Begin Supplied entries
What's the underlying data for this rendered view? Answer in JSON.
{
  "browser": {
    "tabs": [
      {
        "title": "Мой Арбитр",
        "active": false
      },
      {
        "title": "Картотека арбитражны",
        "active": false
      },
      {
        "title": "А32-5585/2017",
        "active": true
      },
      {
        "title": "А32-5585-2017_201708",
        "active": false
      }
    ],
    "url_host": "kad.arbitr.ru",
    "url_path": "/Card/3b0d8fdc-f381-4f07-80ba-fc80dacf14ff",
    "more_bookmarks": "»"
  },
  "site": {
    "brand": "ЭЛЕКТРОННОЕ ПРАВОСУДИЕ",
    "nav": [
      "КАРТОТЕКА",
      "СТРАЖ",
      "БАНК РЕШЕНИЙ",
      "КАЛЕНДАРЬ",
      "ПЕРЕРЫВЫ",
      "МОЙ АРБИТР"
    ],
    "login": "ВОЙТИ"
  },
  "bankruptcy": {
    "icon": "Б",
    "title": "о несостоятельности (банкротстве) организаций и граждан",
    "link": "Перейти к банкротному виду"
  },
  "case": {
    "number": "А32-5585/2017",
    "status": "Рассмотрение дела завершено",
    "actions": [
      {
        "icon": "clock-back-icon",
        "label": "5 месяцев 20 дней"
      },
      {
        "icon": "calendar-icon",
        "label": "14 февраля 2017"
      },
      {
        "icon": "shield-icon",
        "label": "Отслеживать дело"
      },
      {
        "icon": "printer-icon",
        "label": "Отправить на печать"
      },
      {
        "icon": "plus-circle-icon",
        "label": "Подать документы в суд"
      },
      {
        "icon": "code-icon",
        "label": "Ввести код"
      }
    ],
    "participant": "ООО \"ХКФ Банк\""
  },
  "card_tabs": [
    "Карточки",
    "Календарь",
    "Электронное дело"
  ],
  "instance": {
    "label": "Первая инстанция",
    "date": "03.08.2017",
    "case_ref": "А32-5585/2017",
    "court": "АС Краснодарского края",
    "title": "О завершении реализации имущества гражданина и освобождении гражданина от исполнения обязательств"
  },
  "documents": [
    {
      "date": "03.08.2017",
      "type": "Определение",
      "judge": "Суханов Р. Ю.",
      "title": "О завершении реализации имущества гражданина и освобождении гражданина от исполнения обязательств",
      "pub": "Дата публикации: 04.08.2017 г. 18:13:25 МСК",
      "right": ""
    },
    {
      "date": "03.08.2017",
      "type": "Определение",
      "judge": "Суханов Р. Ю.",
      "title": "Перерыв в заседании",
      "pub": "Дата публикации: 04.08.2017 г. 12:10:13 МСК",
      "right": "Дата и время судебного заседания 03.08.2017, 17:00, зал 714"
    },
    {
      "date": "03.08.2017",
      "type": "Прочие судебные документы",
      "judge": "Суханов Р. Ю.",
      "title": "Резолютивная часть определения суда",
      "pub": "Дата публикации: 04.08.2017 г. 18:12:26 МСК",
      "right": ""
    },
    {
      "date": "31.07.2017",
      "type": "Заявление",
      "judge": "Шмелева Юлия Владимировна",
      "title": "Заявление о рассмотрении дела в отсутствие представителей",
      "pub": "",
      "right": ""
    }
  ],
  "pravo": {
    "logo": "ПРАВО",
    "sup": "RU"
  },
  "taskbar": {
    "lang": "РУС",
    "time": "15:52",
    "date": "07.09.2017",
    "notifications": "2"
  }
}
End Supplied entries
Return only those lines of the records that contain the string "реализации".

Result of this exercise:
    "title": "О завершении реализации имущества гражданина и освобождении гражданина от исполнения обязательств"
      "title": "О завершении реализации имущества гражданина и освобождении гражданина от исполнения обязательств",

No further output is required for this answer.